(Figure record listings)
================
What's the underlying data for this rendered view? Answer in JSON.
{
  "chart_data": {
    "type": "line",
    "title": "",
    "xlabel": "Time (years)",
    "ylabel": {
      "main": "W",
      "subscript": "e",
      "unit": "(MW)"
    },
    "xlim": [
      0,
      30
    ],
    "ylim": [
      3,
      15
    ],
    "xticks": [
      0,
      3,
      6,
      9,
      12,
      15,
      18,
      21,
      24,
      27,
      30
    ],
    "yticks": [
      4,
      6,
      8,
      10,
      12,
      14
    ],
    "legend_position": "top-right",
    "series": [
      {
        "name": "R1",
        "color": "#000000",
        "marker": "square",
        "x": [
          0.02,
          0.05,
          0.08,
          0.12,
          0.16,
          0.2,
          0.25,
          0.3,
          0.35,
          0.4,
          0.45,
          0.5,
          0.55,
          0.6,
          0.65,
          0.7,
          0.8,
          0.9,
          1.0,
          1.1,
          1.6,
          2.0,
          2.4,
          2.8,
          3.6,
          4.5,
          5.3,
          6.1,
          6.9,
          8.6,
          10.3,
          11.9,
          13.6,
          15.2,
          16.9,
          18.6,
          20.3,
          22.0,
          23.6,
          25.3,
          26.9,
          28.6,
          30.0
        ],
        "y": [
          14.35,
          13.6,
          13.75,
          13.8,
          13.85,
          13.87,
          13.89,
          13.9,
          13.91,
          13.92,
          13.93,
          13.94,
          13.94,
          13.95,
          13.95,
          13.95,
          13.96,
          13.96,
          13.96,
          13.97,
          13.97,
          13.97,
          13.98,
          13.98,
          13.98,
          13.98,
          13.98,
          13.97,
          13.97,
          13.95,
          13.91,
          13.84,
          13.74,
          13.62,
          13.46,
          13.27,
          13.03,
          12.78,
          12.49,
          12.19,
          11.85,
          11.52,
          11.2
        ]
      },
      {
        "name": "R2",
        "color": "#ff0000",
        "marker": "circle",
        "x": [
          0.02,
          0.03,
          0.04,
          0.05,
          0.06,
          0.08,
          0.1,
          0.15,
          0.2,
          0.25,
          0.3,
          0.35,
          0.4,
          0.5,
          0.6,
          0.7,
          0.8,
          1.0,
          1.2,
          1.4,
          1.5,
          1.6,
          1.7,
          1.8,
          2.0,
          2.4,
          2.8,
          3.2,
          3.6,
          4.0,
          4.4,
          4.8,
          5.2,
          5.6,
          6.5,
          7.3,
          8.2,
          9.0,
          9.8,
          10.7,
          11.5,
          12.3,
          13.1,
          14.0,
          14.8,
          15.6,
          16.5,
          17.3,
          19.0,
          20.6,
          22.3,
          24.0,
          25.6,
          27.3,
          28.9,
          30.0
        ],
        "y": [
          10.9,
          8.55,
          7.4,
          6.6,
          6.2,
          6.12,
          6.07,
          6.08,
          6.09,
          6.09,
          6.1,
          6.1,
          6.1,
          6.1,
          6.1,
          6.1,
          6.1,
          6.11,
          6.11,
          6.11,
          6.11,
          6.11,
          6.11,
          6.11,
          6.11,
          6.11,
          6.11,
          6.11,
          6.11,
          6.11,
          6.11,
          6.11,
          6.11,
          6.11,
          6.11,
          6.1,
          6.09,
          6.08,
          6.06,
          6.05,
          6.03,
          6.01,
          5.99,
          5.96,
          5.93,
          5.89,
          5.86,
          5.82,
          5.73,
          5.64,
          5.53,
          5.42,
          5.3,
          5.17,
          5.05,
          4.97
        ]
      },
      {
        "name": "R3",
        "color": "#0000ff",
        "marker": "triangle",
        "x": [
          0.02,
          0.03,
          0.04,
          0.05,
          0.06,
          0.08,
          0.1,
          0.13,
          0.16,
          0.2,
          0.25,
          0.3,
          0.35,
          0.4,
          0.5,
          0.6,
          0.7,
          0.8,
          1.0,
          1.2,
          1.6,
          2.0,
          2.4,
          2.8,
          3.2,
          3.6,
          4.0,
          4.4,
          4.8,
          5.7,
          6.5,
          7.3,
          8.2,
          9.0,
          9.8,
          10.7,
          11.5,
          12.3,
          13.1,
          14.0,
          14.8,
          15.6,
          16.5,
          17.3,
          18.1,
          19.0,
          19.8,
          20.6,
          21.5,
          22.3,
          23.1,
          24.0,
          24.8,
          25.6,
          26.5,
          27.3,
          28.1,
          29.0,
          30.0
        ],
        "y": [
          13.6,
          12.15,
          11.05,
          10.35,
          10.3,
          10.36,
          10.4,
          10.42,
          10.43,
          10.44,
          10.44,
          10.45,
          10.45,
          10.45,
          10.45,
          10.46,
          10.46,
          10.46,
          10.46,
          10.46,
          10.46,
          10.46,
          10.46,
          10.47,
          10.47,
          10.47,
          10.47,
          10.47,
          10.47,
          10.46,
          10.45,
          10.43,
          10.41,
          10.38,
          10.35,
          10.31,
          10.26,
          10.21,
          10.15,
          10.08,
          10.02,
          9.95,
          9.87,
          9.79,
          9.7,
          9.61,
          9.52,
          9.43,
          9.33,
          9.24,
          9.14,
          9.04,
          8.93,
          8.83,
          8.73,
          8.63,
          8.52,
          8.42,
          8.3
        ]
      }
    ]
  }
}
================
Aim >> Collect each line of the entries that has the word "color", copying it in full.

Right answer >>
        "color": "#000000",
        "color": "#ff0000",
        "color": "#0000ff",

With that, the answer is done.